_PROBLEM_
Would you output the whole listing below, exactly as it reads?

_A block of data_
⁂

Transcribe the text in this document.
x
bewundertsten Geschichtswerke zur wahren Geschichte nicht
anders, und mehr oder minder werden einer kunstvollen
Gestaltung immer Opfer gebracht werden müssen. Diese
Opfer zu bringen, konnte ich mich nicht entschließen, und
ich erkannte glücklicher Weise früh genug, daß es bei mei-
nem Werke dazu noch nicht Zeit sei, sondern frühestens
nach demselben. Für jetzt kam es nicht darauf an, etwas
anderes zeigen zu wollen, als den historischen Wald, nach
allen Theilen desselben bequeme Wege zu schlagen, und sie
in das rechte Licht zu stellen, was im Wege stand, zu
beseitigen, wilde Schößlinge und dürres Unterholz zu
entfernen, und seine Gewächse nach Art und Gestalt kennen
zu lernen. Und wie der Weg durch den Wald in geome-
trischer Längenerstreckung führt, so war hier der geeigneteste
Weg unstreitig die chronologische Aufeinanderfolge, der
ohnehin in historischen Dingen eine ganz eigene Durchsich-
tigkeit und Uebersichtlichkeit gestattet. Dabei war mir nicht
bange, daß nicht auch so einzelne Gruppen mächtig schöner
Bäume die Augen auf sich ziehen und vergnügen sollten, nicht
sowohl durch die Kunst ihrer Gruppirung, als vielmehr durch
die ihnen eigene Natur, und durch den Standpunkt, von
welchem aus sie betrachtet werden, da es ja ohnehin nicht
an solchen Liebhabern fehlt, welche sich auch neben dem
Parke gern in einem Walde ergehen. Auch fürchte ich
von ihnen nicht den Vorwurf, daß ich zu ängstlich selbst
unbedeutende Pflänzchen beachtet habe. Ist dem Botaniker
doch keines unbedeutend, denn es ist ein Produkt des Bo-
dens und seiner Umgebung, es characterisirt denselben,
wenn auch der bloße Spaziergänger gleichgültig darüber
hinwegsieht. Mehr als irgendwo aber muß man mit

⁂

_RESULT OF THIS EXERCISE_
Transcribe the text in this document.
x
bewundertsten Geschichtswerke zur wahren Geschichte nicht
anders, und mehr oder minder werden einer kunstvollen
Gestaltung immer Opfer gebracht werden müssen. Diese
Opfer zu bringen, konnte ich mich nicht entschließen, und
ich erkannte glücklicher Weise früh genug, daß es bei mei-
nem Werke dazu noch nicht Zeit sei, sondern frühestens
nach demselben. Für jetzt kam es nicht darauf an, etwas
anderes zeigen zu wollen, als den historischen Wald, nach
allen Theilen desselben bequeme Wege zu schlagen, und sie
in das rechte Licht zu stellen, was im Wege stand, zu
beseitigen, wilde Schößlinge und dürres Unterholz zu
entfernen, und seine Gewächse nach Art und Gestalt kennen
zu lernen. Und wie der Weg durch den Wald in geome-
trischer Längenerstreckung führt, so war hier der geeigneteste
Weg unstreitig die chronologische Aufeinanderfolge, der
ohnehin in historischen Dingen eine ganz eigene Durchsich-
tigkeit und Uebersichtlichkeit gestattet. Dabei war mir nicht
bange, daß nicht auch so einzelne Gruppen mächtig schöner
Bäume die Augen auf sich ziehen und vergnügen sollten, nicht
sowohl durch die Kunst ihrer Gruppirung, als vielmehr durch
die ihnen eigene Natur, und durch den Standpunkt, von
welchem aus sie betrachtet werden, da es ja ohnehin nicht
an solchen Liebhabern fehlt, welche sich auch neben dem
Parke gern in einem Walde ergehen. Auch fürchte ich
von ihnen nicht den Vorwurf, daß ich zu ängstlich selbst
unbedeutende Pflänzchen beachtet habe. Ist dem Botaniker
doch keines unbedeutend, denn es ist ein Produkt des Bo-
dens und seiner Umgebung, es characterisirt denselben,
wenn auch der bloße Spaziergänger gleichgültig darüber
hinwegsieht. Mehr als irgendwo aber muß man mit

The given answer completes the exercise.